### What the exercise asks
The records below must be written out exactly, with every picture left behind.

### Record set
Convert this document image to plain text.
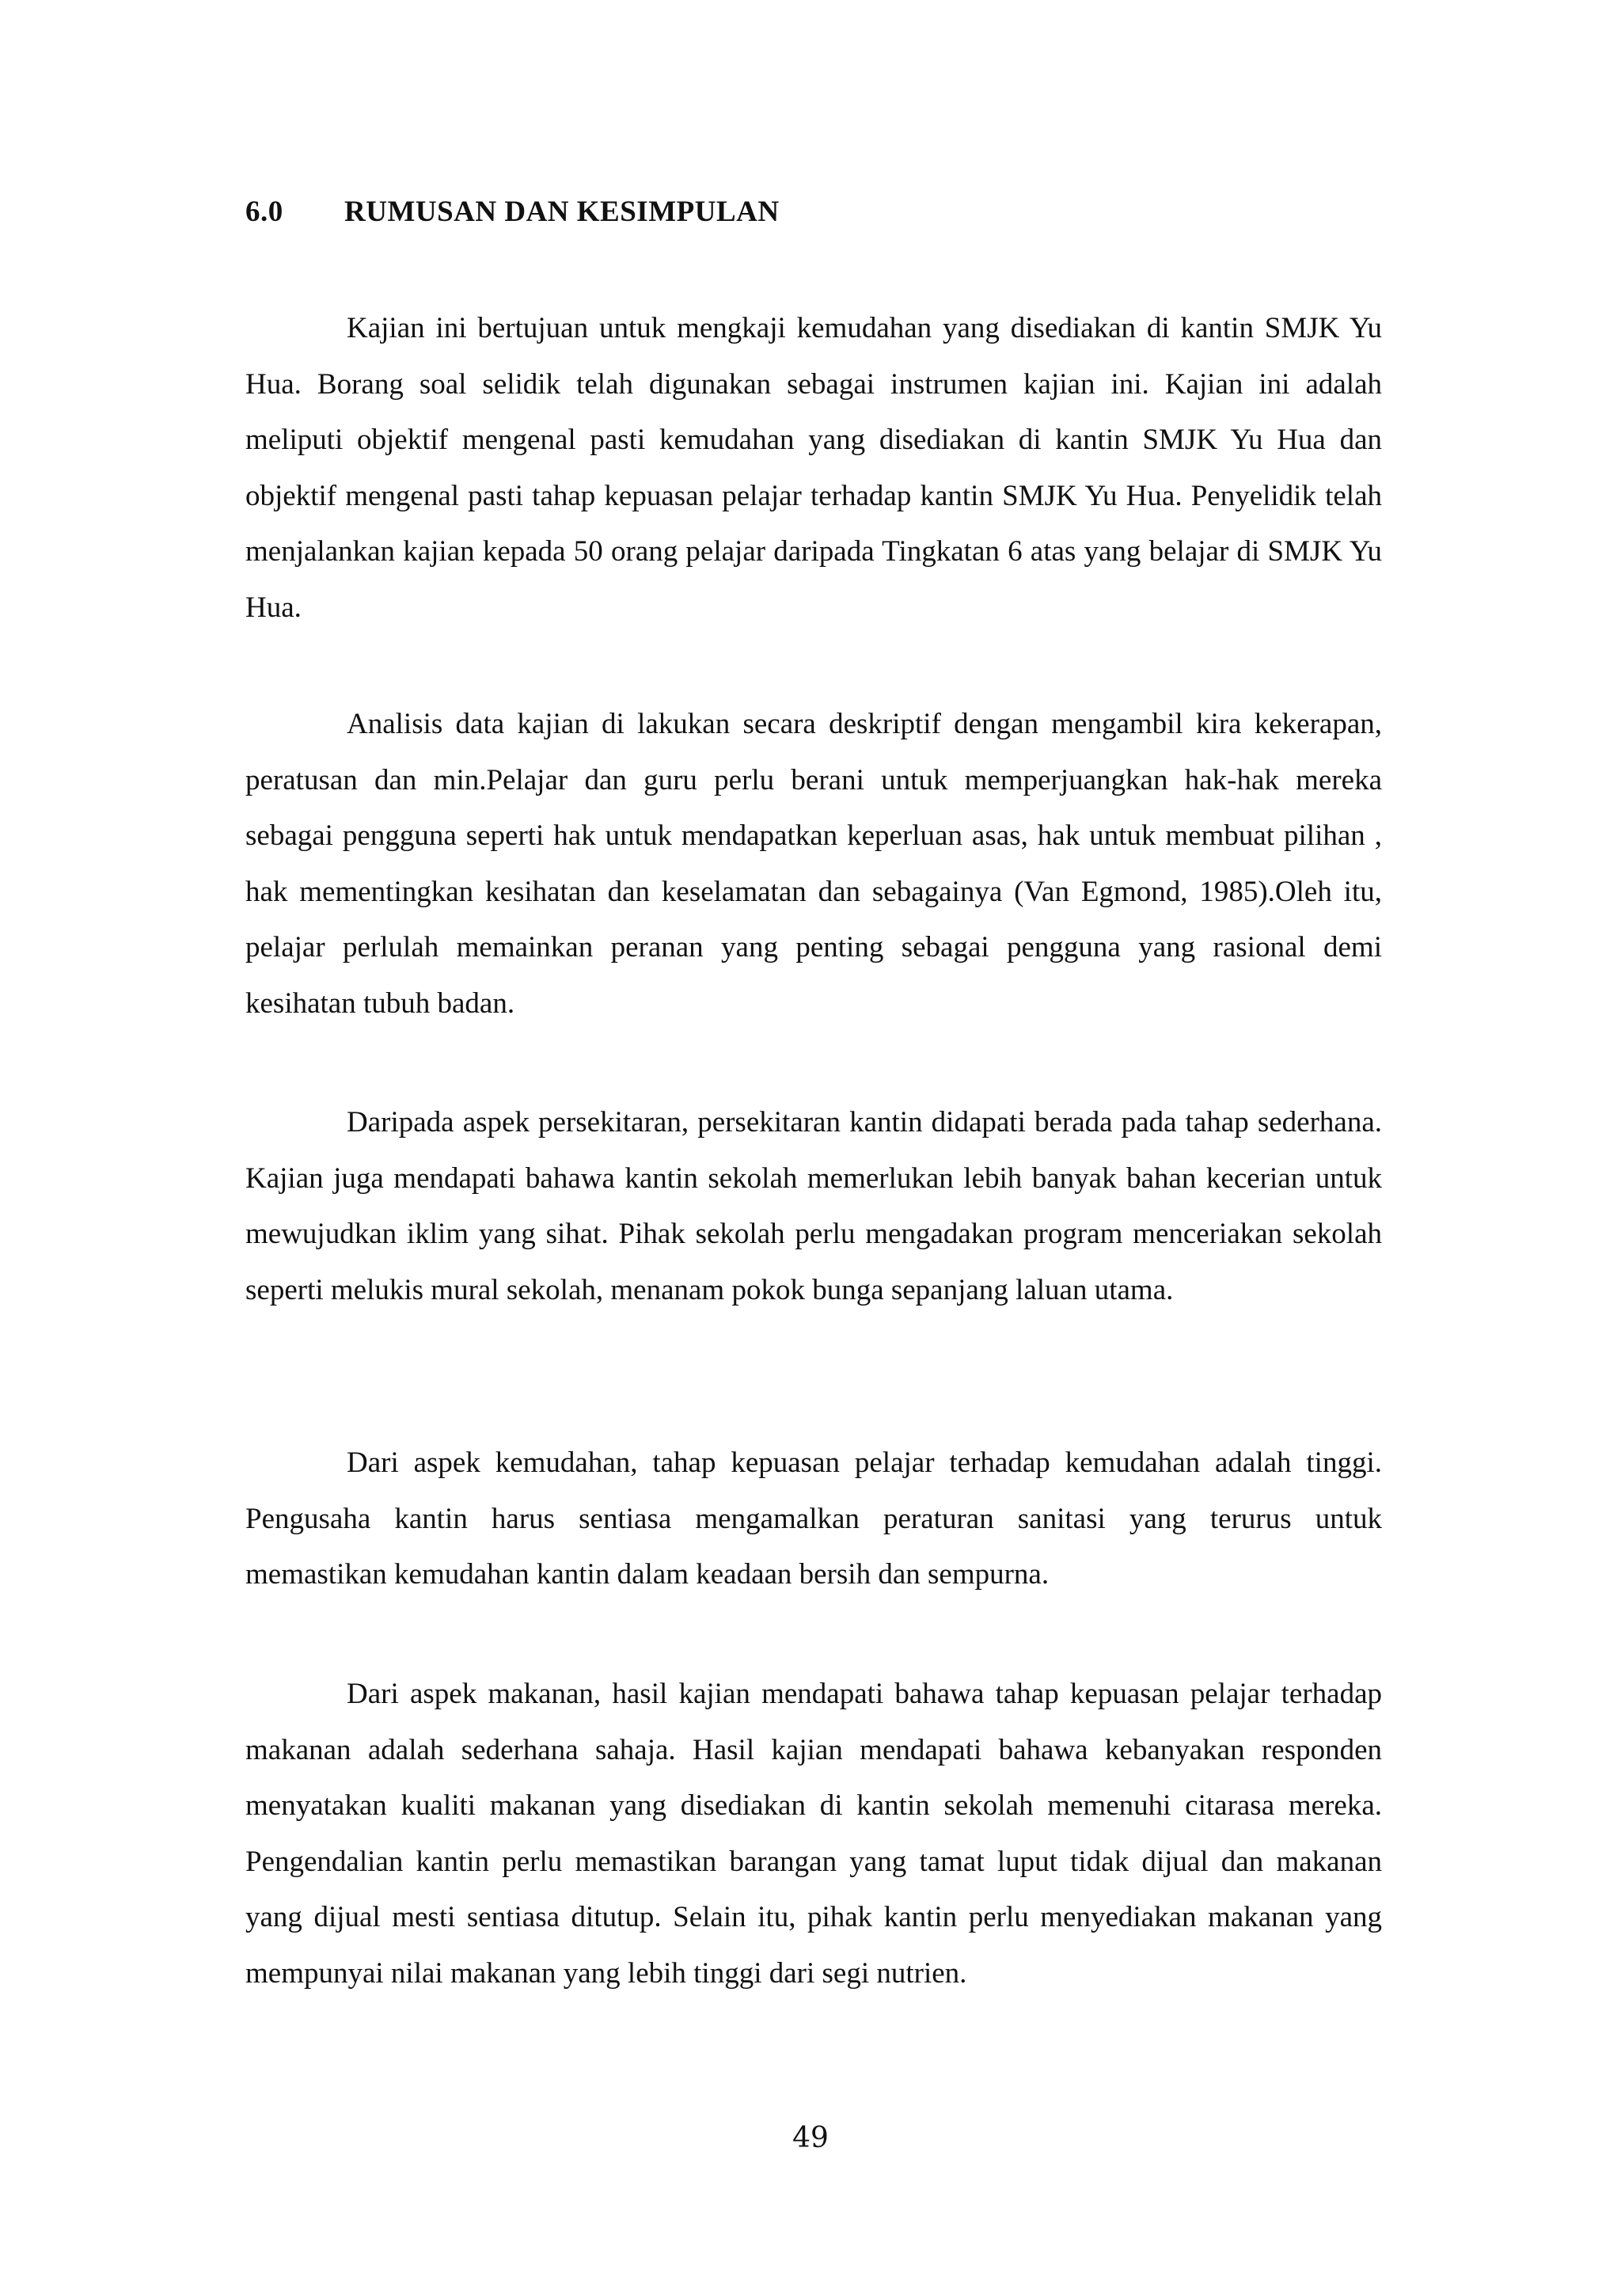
6.0 RUMUSAN DAN KESIMPULAN

Kajian ini bertujuan untuk mengkaji kemudahan yang disediakan di kantin SMJK Yu Hua. Borang soal selidik telah digunakan sebagai instrumen kajian ini. Kajian ini adalah meliputi objektif mengenal pasti kemudahan yang disediakan di kantin SMJK Yu Hua dan objektif mengenal pasti tahap kepuasan pelajar terhadap kantin SMJK Yu Hua. Penyelidik telah menjalankan kajian kepada 50 orang pelajar daripada Tingkatan 6 atas yang belajar di SMJK Yu Hua.

Analisis data kajian di lakukan secara deskriptif dengan mengambil kira kekerapan, peratusan dan min.Pelajar dan guru perlu berani untuk memperjuangkan hak-hak mereka sebagai pengguna seperti hak untuk mendapatkan keperluan asas, hak untuk membuat pilihan , hak mementingkan kesihatan dan keselamatan dan sebagainya (Van Egmond, 1985).Oleh itu, pelajar perlulah memainkan peranan yang penting sebagai pengguna yang rasional demi kesihatan tubuh badan.

Daripada aspek persekitaran, persekitaran kantin didapati berada pada tahap sederhana. Kajian juga mendapati bahawa kantin sekolah memerlukan lebih banyak bahan kecerian untuk mewujudkan iklim yang sihat. Pihak sekolah perlu mengadakan program menceriakan sekolah seperti melukis mural sekolah, menanam pokok bunga sepanjang laluan utama.

Dari aspek kemudahan, tahap kepuasan pelajar terhadap kemudahan adalah tinggi. Pengusaha kantin harus sentiasa mengamalkan peraturan sanitasi yang terurus untuk memastikan kemudahan kantin dalam keadaan bersih dan sempurna.

Dari aspek makanan, hasil kajian mendapati bahawa tahap kepuasan pelajar terhadap makanan adalah sederhana sahaja. Hasil kajian mendapati bahawa kebanyakan responden menyatakan kualiti makanan yang disediakan di kantin sekolah memenuhi citarasa mereka. Pengendalian kantin perlu memastikan barangan yang tamat luput tidak dijual dan makanan yang dijual mesti sentiasa ditutup. Selain itu, pihak kantin perlu menyediakan makanan yang mempunyai nilai makanan yang lebih tinggi dari segi nutrien.

49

### Full answer
Convert this document image to plain text.
6.0 RUMUSAN DAN KESIMPULAN

Kajian ini bertujuan untuk mengkaji kemudahan yang disediakan di kantin SMJK Yu Hua. Borang soal selidik telah digunakan sebagai instrumen kajian ini. Kajian ini adalah meliputi objektif mengenal pasti kemudahan yang disediakan di kantin SMJK Yu Hua dan objektif mengenal pasti tahap kepuasan pelajar terhadap kantin SMJK Yu Hua. Penyelidik telah menjalankan kajian kepada 50 orang pelajar daripada Tingkatan 6 atas yang belajar di SMJK Yu Hua.

Analisis data kajian di lakukan secara deskriptif dengan mengambil kira kekerapan, peratusan dan min.Pelajar dan guru perlu berani untuk memperjuangkan hak-hak mereka sebagai pengguna seperti hak untuk mendapatkan keperluan asas, hak untuk membuat pilihan , hak mementingkan kesihatan dan keselamatan dan sebagainya (Van Egmond, 1985).Oleh itu, pelajar perlulah memainkan peranan yang penting sebagai pengguna yang rasional demi kesihatan tubuh badan.

Daripada aspek persekitaran, persekitaran kantin didapati berada pada tahap sederhana. Kajian juga mendapati bahawa kantin sekolah memerlukan lebih banyak bahan kecerian untuk mewujudkan iklim yang sihat. Pihak sekolah perlu mengadakan program menceriakan sekolah seperti melukis mural sekolah, menanam pokok bunga sepanjang laluan utama.

Dari aspek kemudahan, tahap kepuasan pelajar terhadap kemudahan adalah tinggi. Pengusaha kantin harus sentiasa mengamalkan peraturan sanitasi yang terurus untuk memastikan kemudahan kantin dalam keadaan bersih dan sempurna.

Dari aspek makanan, hasil kajian mendapati bahawa tahap kepuasan pelajar terhadap makanan adalah sederhana sahaja. Hasil kajian mendapati bahawa kebanyakan responden menyatakan kualiti makanan yang disediakan di kantin sekolah memenuhi citarasa mereka. Pengendalian kantin perlu memastikan barangan yang tamat luput tidak dijual dan makanan yang dijual mesti sentiasa ditutup. Selain itu, pihak kantin perlu menyediakan makanan yang mempunyai nilai makanan yang lebih tinggi dari segi nutrien.

49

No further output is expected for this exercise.